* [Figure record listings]
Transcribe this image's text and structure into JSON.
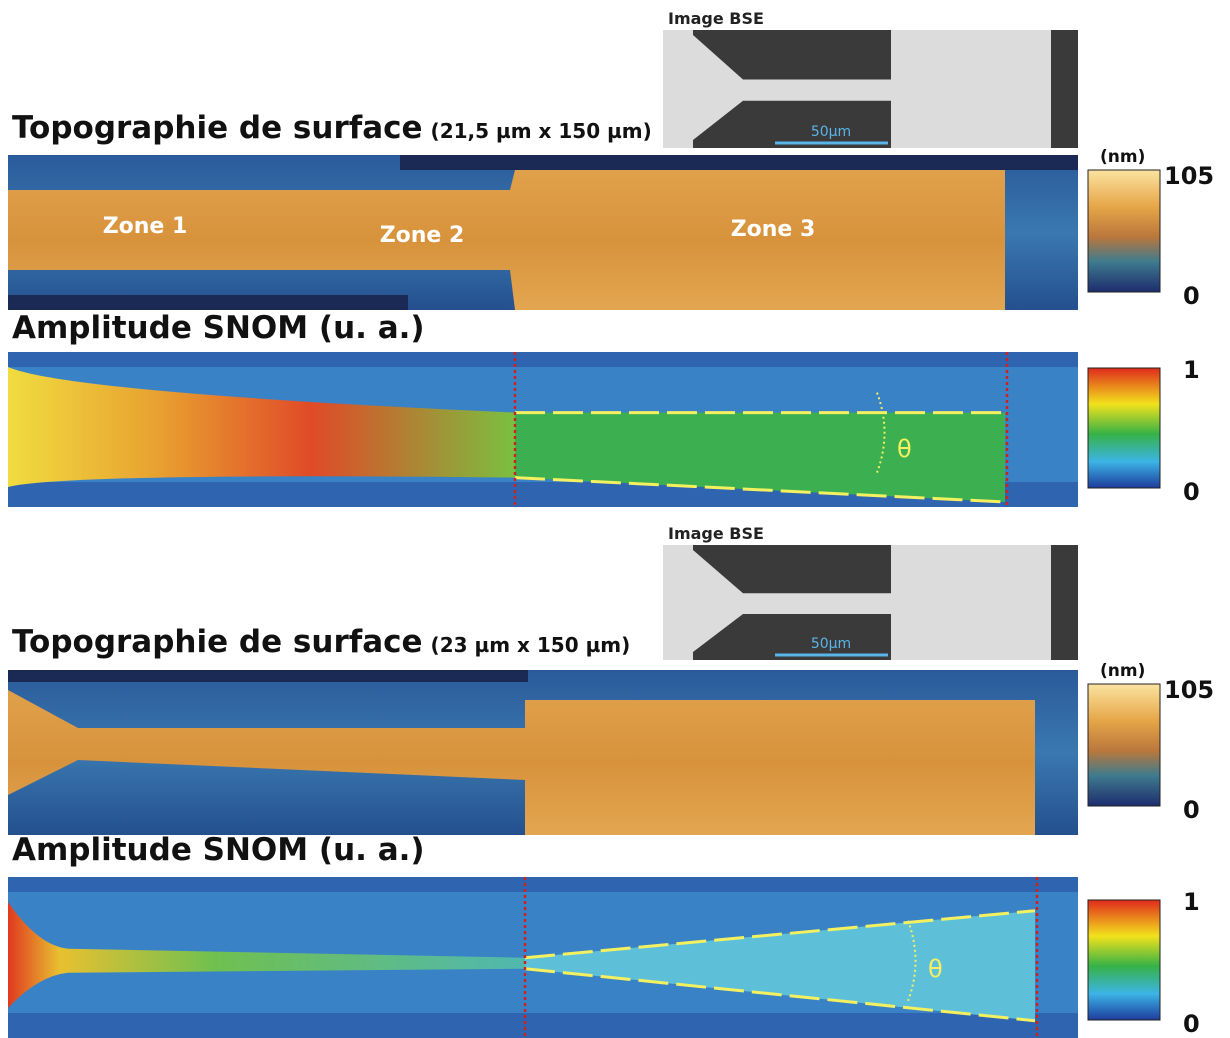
{
  "panels": [
    {
      "bse": {
        "label": "Image BSE",
        "scale_bar": "50µm"
      },
      "topography": {
        "title": "Topographie de surface",
        "size": "(21,5 µm x 150 µm)",
        "zones": [
          "Zone 1",
          "Zone 2",
          "Zone 3"
        ],
        "colorbar": {
          "unit": "(nm)",
          "max": 105,
          "min": 0
        }
      },
      "snom": {
        "title": "Amplitude SNOM (u. a.)",
        "angle": "θ",
        "colorbar": {
          "max": 1,
          "min": 0
        }
      }
    },
    {
      "bse": {
        "label": "Image BSE",
        "scale_bar": "50µm"
      },
      "topography": {
        "title": "Topographie de surface",
        "size": "(23 µm x 150 µm)",
        "colorbar": {
          "unit": "(nm)",
          "max": 105,
          "min": 0
        }
      },
      "snom": {
        "title": "Amplitude SNOM (u. a.)",
        "angle": "θ",
        "colorbar": {
          "max": 1,
          "min": 0
        }
      }
    }
  ]
}
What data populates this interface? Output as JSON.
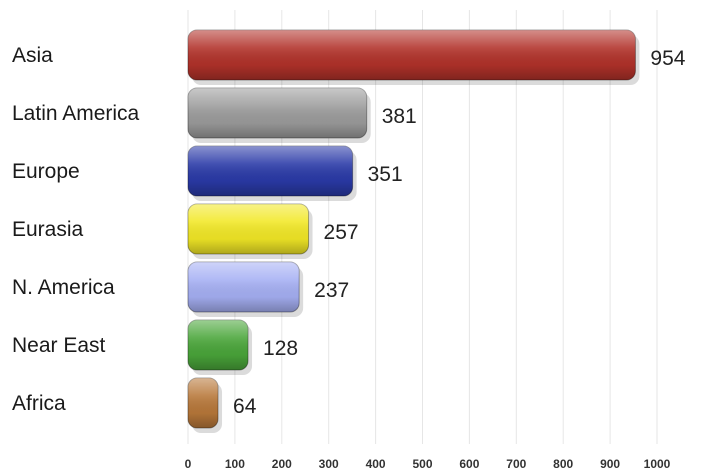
{
  "chart_data": {
    "type": "bar",
    "orientation": "horizontal",
    "categories": [
      "Asia",
      "Latin America",
      "Europe",
      "Eurasia",
      "N. America",
      "Near East",
      "Africa"
    ],
    "values": [
      954,
      381,
      351,
      257,
      237,
      128,
      64
    ],
    "data_labels": [
      "954",
      "381",
      "351",
      "257",
      "237",
      "128",
      "64"
    ],
    "colors": [
      "#b2322a",
      "#9c9c9c",
      "#2a3aa8",
      "#f2e826",
      "#a6b0f4",
      "#4aa63a",
      "#b8783a"
    ],
    "xlim": [
      0,
      1000
    ],
    "x_ticks": [
      "0",
      "100",
      "200",
      "300",
      "400",
      "500",
      "600",
      "700",
      "800",
      "900",
      "1000"
    ],
    "grid": true,
    "legend": "none"
  }
}
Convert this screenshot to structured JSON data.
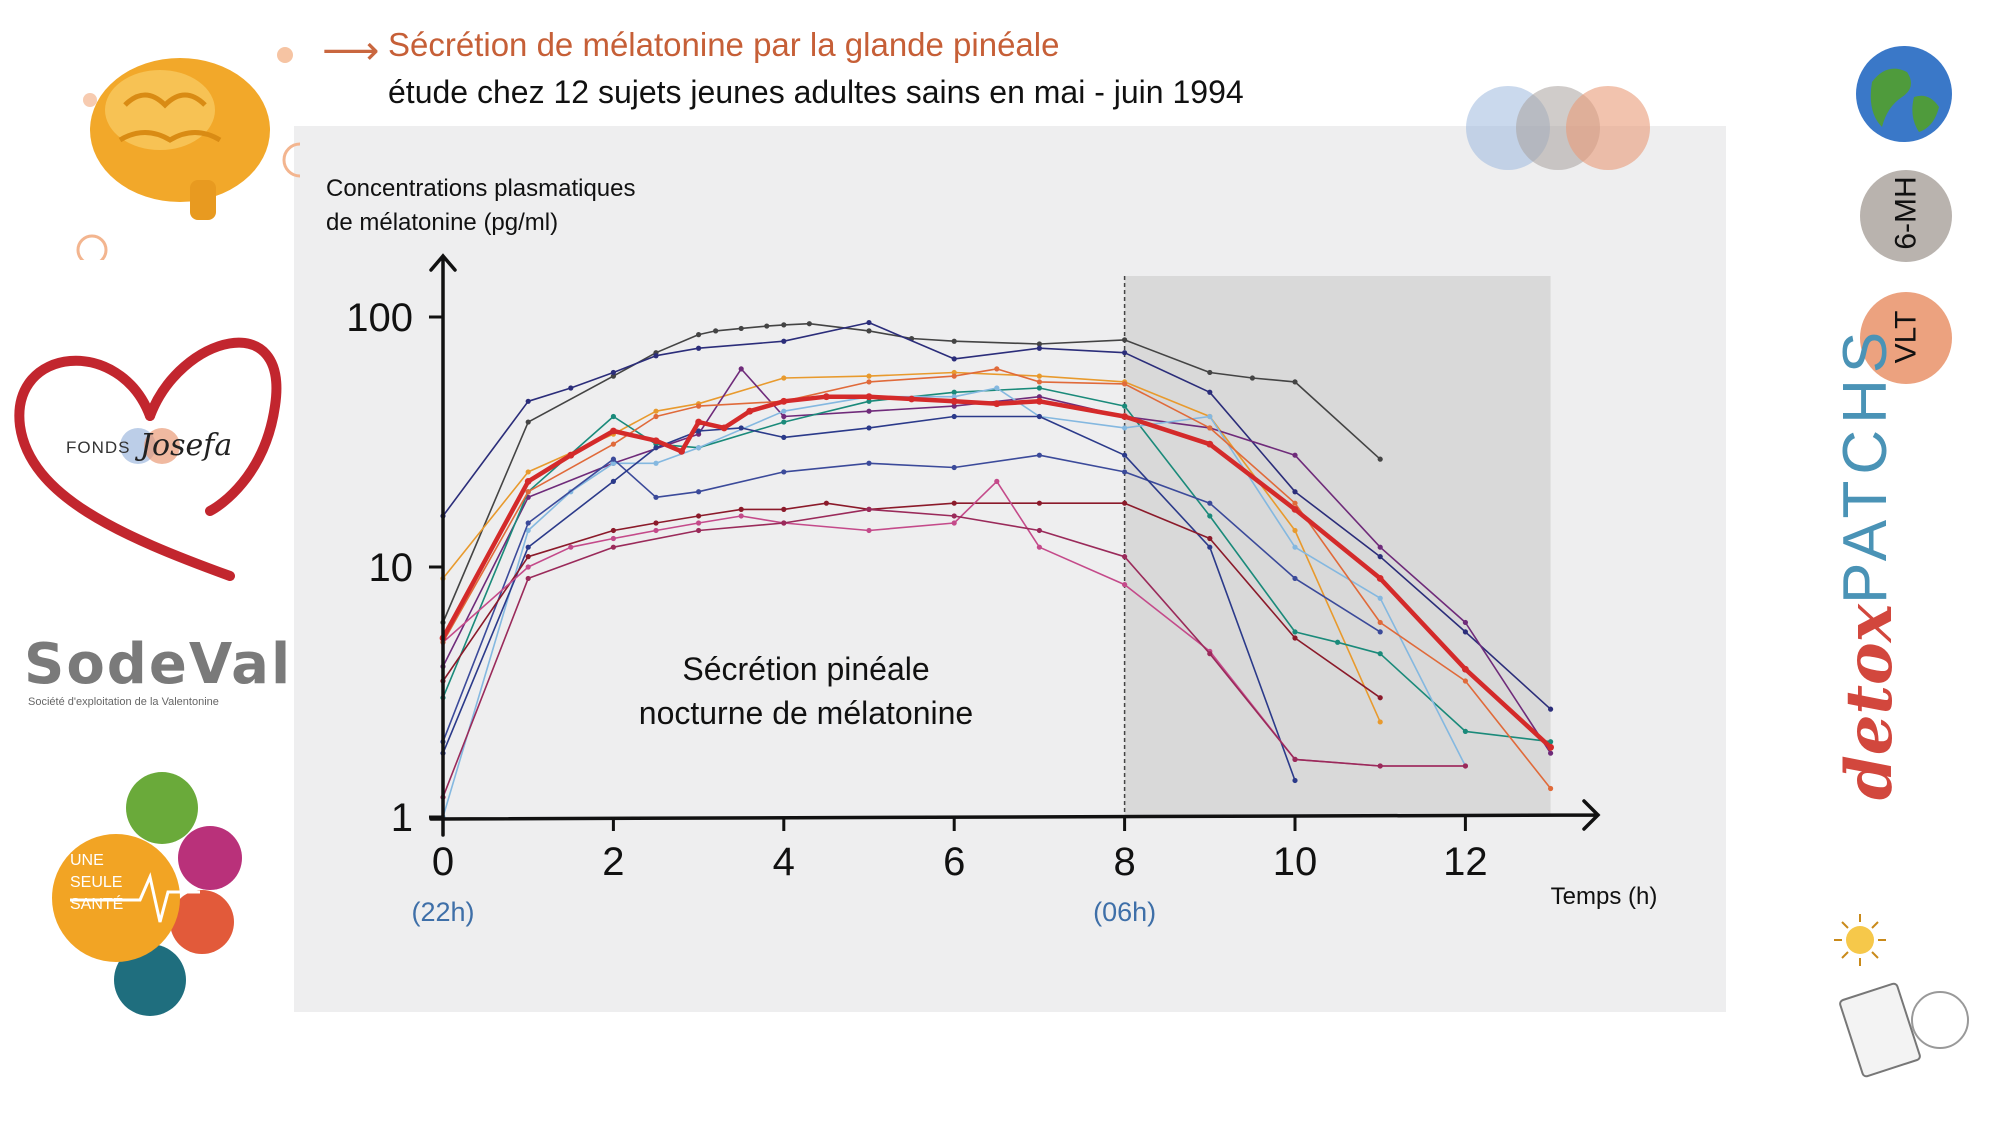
{
  "header": {
    "arrow": "⟶",
    "title": "Sécrétion de mélatonine par la glande pinéale",
    "subtitle": "étude chez 12 sujets jeunes adultes sains en mai - juin 1994"
  },
  "sidebar_left": {
    "fonds_label": "FONDS",
    "fonds_script": "Josefa",
    "sodeval_label": "SodeVal",
    "sodeval_sub": "Société d'exploitation de la Valentonine",
    "one_health": [
      "UNE",
      "SEULE",
      "SANTÉ"
    ]
  },
  "sidebar_right": {
    "badge_6mh": "6-MH",
    "badge_vlt": "VLT",
    "detox": "detox",
    "patchs": "PATCHS"
  },
  "colors": {
    "title": "#c65f37",
    "mean_line": "#d42a2a",
    "shade": "#d9d9d9",
    "hour_label": "#3e6fa8"
  },
  "chart_data": {
    "type": "line",
    "ylabel_lines": [
      "Concentrations plasmatiques",
      "de mélatonine (pg/ml)"
    ],
    "xlabel": "Temps (h)",
    "y_scale": "log",
    "ylim": [
      1,
      130
    ],
    "xlim": [
      0,
      13.5
    ],
    "x_ticks": [
      0,
      2,
      4,
      6,
      8,
      10,
      12
    ],
    "y_ticks": [
      1,
      10,
      100
    ],
    "hour_labels": [
      {
        "x": 0,
        "text": "(22h)"
      },
      {
        "x": 8,
        "text": "(06h)"
      }
    ],
    "shaded_region": [
      8,
      13
    ],
    "annotation_lines": [
      "Sécrétion pinéale",
      "nocturne de mélatonine"
    ],
    "series": [
      {
        "color": "#444444",
        "x": [
          0,
          1,
          2,
          2.5,
          3,
          3.2,
          3.5,
          3.8,
          4,
          4.3,
          5,
          5.5,
          6,
          7,
          8,
          9,
          9.5,
          10,
          11
        ],
        "y": [
          6,
          38,
          58,
          72,
          85,
          88,
          90,
          92,
          93,
          94,
          88,
          82,
          80,
          78,
          81,
          60,
          57,
          55,
          27
        ]
      },
      {
        "color": "#2b2d7a",
        "x": [
          0,
          1,
          1.5,
          2,
          2.5,
          3,
          4,
          5,
          6,
          7,
          8,
          9,
          10,
          11,
          12,
          13
        ],
        "y": [
          16,
          46,
          52,
          60,
          70,
          75,
          80,
          95,
          68,
          75,
          72,
          50,
          20,
          11,
          5.5,
          2.7
        ]
      },
      {
        "color": "#e89a2d",
        "x": [
          0,
          1,
          2,
          2.5,
          3,
          4,
          5,
          6,
          7,
          8,
          9,
          10,
          11
        ],
        "y": [
          9,
          24,
          34,
          42,
          45,
          57,
          58,
          60,
          58,
          55,
          40,
          14,
          2.4
        ]
      },
      {
        "color": "#6f2b7a",
        "x": [
          0,
          1,
          2,
          3,
          3.5,
          4,
          5,
          6,
          7,
          8,
          9,
          10,
          11,
          12,
          13
        ],
        "y": [
          4,
          19,
          26,
          34,
          62,
          40,
          42,
          44,
          48,
          40,
          36,
          28,
          12,
          6,
          1.8
        ]
      },
      {
        "color": "#1a8a7a",
        "x": [
          0,
          1,
          2,
          2.5,
          3,
          4,
          5,
          6,
          7,
          8,
          9,
          10,
          10.5,
          11,
          12,
          13
        ],
        "y": [
          3,
          20,
          40,
          31,
          30,
          38,
          46,
          50,
          52,
          44,
          16,
          5.5,
          5,
          4.5,
          2.2,
          2
        ]
      },
      {
        "color": "#84b8e0",
        "x": [
          0,
          1,
          1.5,
          2,
          2.5,
          3,
          4,
          5,
          6,
          6.5,
          7,
          8,
          9,
          10,
          11,
          12
        ],
        "y": [
          1,
          14,
          20,
          26,
          26,
          30,
          42,
          48,
          48,
          52,
          40,
          36,
          40,
          12,
          7.5,
          1.6
        ]
      },
      {
        "color": "#3b4a9a",
        "x": [
          0,
          1,
          2,
          2.5,
          3,
          4,
          5,
          6,
          7,
          8,
          9,
          10,
          11
        ],
        "y": [
          2,
          15,
          27,
          19,
          20,
          24,
          26,
          25,
          28,
          24,
          18,
          9,
          5.5
        ]
      },
      {
        "color": "#2b3a8a",
        "x": [
          0,
          1,
          2,
          2.5,
          3,
          3.5,
          4,
          5,
          6,
          7,
          8,
          9,
          10
        ],
        "y": [
          1.8,
          12,
          22,
          30,
          35,
          36,
          33,
          36,
          40,
          40,
          28,
          12,
          1.4
        ]
      },
      {
        "color": "#8b1a2a",
        "x": [
          0,
          1,
          2,
          2.5,
          3,
          3.5,
          4,
          4.5,
          5,
          6,
          7,
          8,
          9,
          10,
          11
        ],
        "y": [
          3.5,
          11,
          14,
          15,
          16,
          17,
          17,
          18,
          17,
          18,
          18,
          18,
          13,
          5.2,
          3
        ]
      },
      {
        "color": "#c44a8a",
        "x": [
          0,
          1,
          1.5,
          2,
          2.5,
          3,
          3.5,
          4,
          5,
          6,
          6.5,
          7,
          8,
          9,
          10,
          11,
          12
        ],
        "y": [
          5,
          10,
          12,
          13,
          14,
          15,
          16,
          15,
          14,
          15,
          22,
          12,
          8.5,
          4.6,
          1.7,
          1.6,
          1.6
        ]
      },
      {
        "color": "#9a2a5a",
        "x": [
          0,
          1,
          2,
          3,
          4,
          5,
          6,
          7,
          8,
          9,
          10,
          11,
          12
        ],
        "y": [
          1.2,
          9,
          12,
          14,
          15,
          17,
          16,
          14,
          11,
          4.5,
          1.7,
          1.6,
          1.6
        ]
      },
      {
        "color": "#e06a3a",
        "x": [
          0,
          1,
          2,
          2.5,
          3,
          4,
          5,
          6,
          6.5,
          7,
          8,
          9,
          10,
          11,
          12,
          13
        ],
        "y": [
          5,
          20,
          31,
          40,
          44,
          46,
          55,
          58,
          62,
          55,
          54,
          36,
          18,
          6,
          3.5,
          1.3
        ]
      },
      {
        "color": "#d42a2a",
        "width": 4.5,
        "name": "",
        "x": [
          0,
          1,
          1.5,
          2,
          2.5,
          2.8,
          3,
          3.3,
          3.6,
          4,
          4.5,
          5,
          5.5,
          6,
          6.5,
          7,
          8,
          9,
          10,
          11,
          12,
          13
        ],
        "y": [
          5.2,
          22,
          28,
          35,
          32,
          29,
          38,
          36,
          42,
          46,
          48,
          48,
          47,
          46,
          45,
          46,
          40,
          31,
          17,
          9,
          3.9,
          1.9
        ]
      }
    ]
  }
}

* [Problem to work on]
Using the listing above, show every line that includes the string "this".

* [Reply to the exercise]
Transcribe this image's text and structure into JSON.
What data populates this interface? Output as JSON.
Convert this screenshot to structured JSON data.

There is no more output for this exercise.